**Task to complete:**
Quote each of the following rows word for word, keeping every character unchanged.

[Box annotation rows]
----

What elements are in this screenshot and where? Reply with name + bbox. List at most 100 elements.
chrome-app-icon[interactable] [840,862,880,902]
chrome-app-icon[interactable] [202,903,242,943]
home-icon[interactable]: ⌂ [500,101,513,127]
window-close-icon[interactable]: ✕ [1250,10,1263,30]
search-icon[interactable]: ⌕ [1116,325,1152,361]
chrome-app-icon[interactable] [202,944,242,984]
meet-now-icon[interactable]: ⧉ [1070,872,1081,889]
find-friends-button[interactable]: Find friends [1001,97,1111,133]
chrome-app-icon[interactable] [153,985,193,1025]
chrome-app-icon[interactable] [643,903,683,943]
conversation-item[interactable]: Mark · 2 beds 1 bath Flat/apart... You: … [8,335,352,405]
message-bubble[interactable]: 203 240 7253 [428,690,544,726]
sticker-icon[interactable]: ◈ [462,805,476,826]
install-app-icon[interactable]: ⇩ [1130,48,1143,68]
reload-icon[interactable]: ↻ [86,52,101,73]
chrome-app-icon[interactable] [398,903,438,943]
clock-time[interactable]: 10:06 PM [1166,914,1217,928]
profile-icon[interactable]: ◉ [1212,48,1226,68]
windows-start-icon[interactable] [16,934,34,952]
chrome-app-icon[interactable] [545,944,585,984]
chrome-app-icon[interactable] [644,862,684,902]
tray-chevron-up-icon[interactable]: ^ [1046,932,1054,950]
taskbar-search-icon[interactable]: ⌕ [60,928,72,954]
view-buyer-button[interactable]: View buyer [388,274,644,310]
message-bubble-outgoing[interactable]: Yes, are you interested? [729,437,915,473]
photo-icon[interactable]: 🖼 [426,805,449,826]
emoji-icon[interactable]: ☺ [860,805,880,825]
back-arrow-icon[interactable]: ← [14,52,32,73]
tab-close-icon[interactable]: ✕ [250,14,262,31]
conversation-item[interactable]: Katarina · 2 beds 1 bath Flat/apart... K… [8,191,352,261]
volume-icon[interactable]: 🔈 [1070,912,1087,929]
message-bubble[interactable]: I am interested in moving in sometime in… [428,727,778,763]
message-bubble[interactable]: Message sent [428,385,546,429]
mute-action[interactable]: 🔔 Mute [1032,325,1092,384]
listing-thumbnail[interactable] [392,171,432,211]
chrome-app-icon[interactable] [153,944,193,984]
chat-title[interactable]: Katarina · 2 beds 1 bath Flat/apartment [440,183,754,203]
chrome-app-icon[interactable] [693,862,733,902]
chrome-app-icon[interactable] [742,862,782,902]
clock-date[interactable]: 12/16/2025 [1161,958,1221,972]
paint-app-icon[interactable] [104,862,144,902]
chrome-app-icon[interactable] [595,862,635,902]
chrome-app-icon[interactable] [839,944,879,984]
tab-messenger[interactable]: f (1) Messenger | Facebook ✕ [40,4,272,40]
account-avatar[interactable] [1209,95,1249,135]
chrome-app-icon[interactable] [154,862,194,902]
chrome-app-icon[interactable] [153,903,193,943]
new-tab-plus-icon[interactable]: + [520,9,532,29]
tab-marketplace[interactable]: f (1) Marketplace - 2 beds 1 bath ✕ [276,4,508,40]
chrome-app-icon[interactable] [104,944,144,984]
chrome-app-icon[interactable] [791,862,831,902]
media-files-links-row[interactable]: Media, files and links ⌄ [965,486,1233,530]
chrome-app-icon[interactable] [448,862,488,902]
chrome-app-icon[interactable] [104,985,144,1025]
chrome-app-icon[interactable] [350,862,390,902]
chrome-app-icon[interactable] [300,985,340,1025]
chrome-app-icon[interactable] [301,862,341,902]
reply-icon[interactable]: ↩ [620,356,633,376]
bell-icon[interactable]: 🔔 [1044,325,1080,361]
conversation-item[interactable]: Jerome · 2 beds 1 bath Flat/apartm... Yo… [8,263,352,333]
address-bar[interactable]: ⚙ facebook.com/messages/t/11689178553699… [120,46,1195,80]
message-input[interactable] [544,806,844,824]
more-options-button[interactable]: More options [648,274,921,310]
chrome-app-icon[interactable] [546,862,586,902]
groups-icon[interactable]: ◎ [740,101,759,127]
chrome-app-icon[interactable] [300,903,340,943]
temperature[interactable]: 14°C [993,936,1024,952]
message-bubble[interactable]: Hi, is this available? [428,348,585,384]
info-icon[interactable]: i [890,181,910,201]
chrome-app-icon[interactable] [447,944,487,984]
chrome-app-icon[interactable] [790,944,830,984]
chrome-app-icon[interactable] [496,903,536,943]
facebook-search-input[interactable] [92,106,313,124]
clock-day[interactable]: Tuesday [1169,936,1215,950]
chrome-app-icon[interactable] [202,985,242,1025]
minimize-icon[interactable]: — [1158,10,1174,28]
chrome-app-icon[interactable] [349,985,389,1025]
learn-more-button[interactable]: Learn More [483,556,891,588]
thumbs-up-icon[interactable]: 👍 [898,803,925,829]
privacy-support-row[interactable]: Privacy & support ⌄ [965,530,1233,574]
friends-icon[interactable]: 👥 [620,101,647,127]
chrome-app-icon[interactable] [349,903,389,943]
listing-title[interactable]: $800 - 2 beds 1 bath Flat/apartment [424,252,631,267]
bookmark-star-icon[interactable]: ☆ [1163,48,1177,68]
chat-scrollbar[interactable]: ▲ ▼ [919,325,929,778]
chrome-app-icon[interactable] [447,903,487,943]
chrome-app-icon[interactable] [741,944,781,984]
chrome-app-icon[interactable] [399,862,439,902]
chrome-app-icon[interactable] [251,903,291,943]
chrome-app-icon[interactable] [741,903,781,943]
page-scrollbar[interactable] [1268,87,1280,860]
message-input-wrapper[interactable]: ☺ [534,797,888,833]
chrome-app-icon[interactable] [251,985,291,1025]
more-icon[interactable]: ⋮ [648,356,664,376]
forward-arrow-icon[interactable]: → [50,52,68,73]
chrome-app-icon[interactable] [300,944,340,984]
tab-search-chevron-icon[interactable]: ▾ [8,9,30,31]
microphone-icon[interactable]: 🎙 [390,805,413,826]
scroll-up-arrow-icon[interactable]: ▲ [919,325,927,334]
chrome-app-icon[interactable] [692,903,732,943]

----

**Task response:**
What elements are in this screenshot and where? Reply with name + bbox. List at most 100 elements.
chrome-app-icon[interactable] [840,862,880,902]
chrome-app-icon[interactable] [202,903,242,943]
home-icon[interactable]: ⌂ [500,101,513,127]
window-close-icon[interactable]: ✕ [1250,10,1263,30]
search-icon[interactable]: ⌕ [1116,325,1152,361]
chrome-app-icon[interactable] [202,944,242,984]
meet-now-icon[interactable]: ⧉ [1070,872,1081,889]
find-friends-button[interactable]: Find friends [1001,97,1111,133]
chrome-app-icon[interactable] [153,985,193,1025]
chrome-app-icon[interactable] [643,903,683,943]
conversation-item[interactable]: Mark · 2 beds 1 bath Flat/apart... You: … [8,335,352,405]
message-bubble[interactable]: 203 240 7253 [428,690,544,726]
sticker-icon[interactable]: ◈ [462,805,476,826]
install-app-icon[interactable]: ⇩ [1130,48,1143,68]
reload-icon[interactable]: ↻ [86,52,101,73]
chrome-app-icon[interactable] [398,903,438,943]
clock-time[interactable]: 10:06 PM [1166,914,1217,928]
profile-icon[interactable]: ◉ [1212,48,1226,68]
windows-start-icon[interactable] [16,934,34,952]
chrome-app-icon[interactable] [545,944,585,984]
chrome-app-icon[interactable] [644,862,684,902]
tray-chevron-up-icon[interactable]: ^ [1046,932,1054,950]
taskbar-search-icon[interactable]: ⌕ [60,928,72,954]
view-buyer-button[interactable]: View buyer [388,274,644,310]
message-bubble-outgoing[interactable]: Yes, are you interested? [729,437,915,473]
photo-icon[interactable]: 🖼 [426,805,449,826]
emoji-icon[interactable]: ☺ [860,805,880,825]
back-arrow-icon[interactable]: ← [14,52,32,73]
tab-close-icon[interactable]: ✕ [250,14,262,31]
conversation-item[interactable]: Katarina · 2 beds 1 bath Flat/apart... K… [8,191,352,261]
volume-icon[interactable]: 🔈 [1070,912,1087,929]
message-bubble[interactable]: I am interested in moving in sometime in… [428,727,778,763]
message-bubble[interactable]: Message sent [428,385,546,429]
mute-action[interactable]: 🔔 Mute [1032,325,1092,384]
listing-thumbnail[interactable] [392,171,432,211]
chrome-app-icon[interactable] [153,944,193,984]
chat-title[interactable]: Katarina · 2 beds 1 bath Flat/apartment [440,183,754,203]
chrome-app-icon[interactable] [693,862,733,902]
chrome-app-icon[interactable] [742,862,782,902]
clock-date[interactable]: 12/16/2025 [1161,958,1221,972]
paint-app-icon[interactable] [104,862,144,902]
chrome-app-icon[interactable] [595,862,635,902]
chrome-app-icon[interactable] [839,944,879,984]
tab-messenger[interactable]: f (1) Messenger | Facebook ✕ [40,4,272,40]
account-avatar[interactable] [1209,95,1249,135]
chrome-app-icon[interactable] [154,862,194,902]
chrome-app-icon[interactable] [153,903,193,943]
new-tab-plus-icon[interactable]: + [520,9,532,29]
tab-marketplace[interactable]: f (1) Marketplace - 2 beds 1 bath ✕ [276,4,508,40]
chrome-app-icon[interactable] [104,944,144,984]
chrome-app-icon[interactable] [791,862,831,902]
media-files-links-row[interactable]: Media, files and links ⌄ [965,486,1233,530]
chrome-app-icon[interactable] [448,862,488,902]
chrome-app-icon[interactable] [104,985,144,1025]
chrome-app-icon[interactable] [350,862,390,902]
chrome-app-icon[interactable] [300,985,340,1025]
chrome-app-icon[interactable] [301,862,341,902]
reply-icon[interactable]: ↩ [620,356,633,376]
bell-icon[interactable]: 🔔 [1044,325,1080,361]
conversation-item[interactable]: Jerome · 2 beds 1 bath Flat/apartm... Yo… [8,263,352,333]
address-bar[interactable]: ⚙ facebook.com/messages/t/11689178553699… [120,46,1195,80]
message-input[interactable] [544,806,844,824]
more-options-button[interactable]: More options [648,274,921,310]
chrome-app-icon[interactable] [546,862,586,902]
groups-icon[interactable]: ◎ [740,101,759,127]
chrome-app-icon[interactable] [300,903,340,943]
temperature[interactable]: 14°C [993,936,1024,952]
message-bubble[interactable]: Hi, is this available? [428,348,585,384]
info-icon[interactable]: i [890,181,910,201]
chrome-app-icon[interactable] [447,944,487,984]
chrome-app-icon[interactable] [790,944,830,984]
chrome-app-icon[interactable] [496,903,536,943]
facebook-search-input[interactable] [92,106,313,124]
clock-day[interactable]: Tuesday [1169,936,1215,950]
chrome-app-icon[interactable] [202,985,242,1025]
minimize-icon[interactable]: — [1158,10,1174,28]
chrome-app-icon[interactable] [349,985,389,1025]
learn-more-button[interactable]: Learn More [483,556,891,588]
thumbs-up-icon[interactable]: 👍 [898,803,925,829]
privacy-support-row[interactable]: Privacy & support ⌄ [965,530,1233,574]
friends-icon[interactable]: 👥 [620,101,647,127]
chrome-app-icon[interactable] [349,903,389,943]
listing-title[interactable]: $800 - 2 beds 1 bath Flat/apartment [424,252,631,267]
bookmark-star-icon[interactable]: ☆ [1163,48,1177,68]
chat-scrollbar[interactable]: ▲ ▼ [919,325,929,778]
chrome-app-icon[interactable] [447,903,487,943]
chrome-app-icon[interactable] [741,944,781,984]
chrome-app-icon[interactable] [399,862,439,902]
chrome-app-icon[interactable] [251,903,291,943]
chrome-app-icon[interactable] [741,903,781,943]
page-scrollbar[interactable] [1268,87,1280,860]
message-input-wrapper[interactable]: ☺ [534,797,888,833]
chrome-app-icon[interactable] [251,985,291,1025]
more-icon[interactable]: ⋮ [648,356,664,376]
forward-arrow-icon[interactable]: → [50,52,68,73]
chrome-app-icon[interactable] [300,944,340,984]
tab-search-chevron-icon[interactable]: ▾ [8,9,30,31]
microphone-icon[interactable]: 🎙 [390,805,413,826]
scroll-up-arrow-icon[interactable]: ▲ [919,325,927,334]
chrome-app-icon[interactable] [692,903,732,943]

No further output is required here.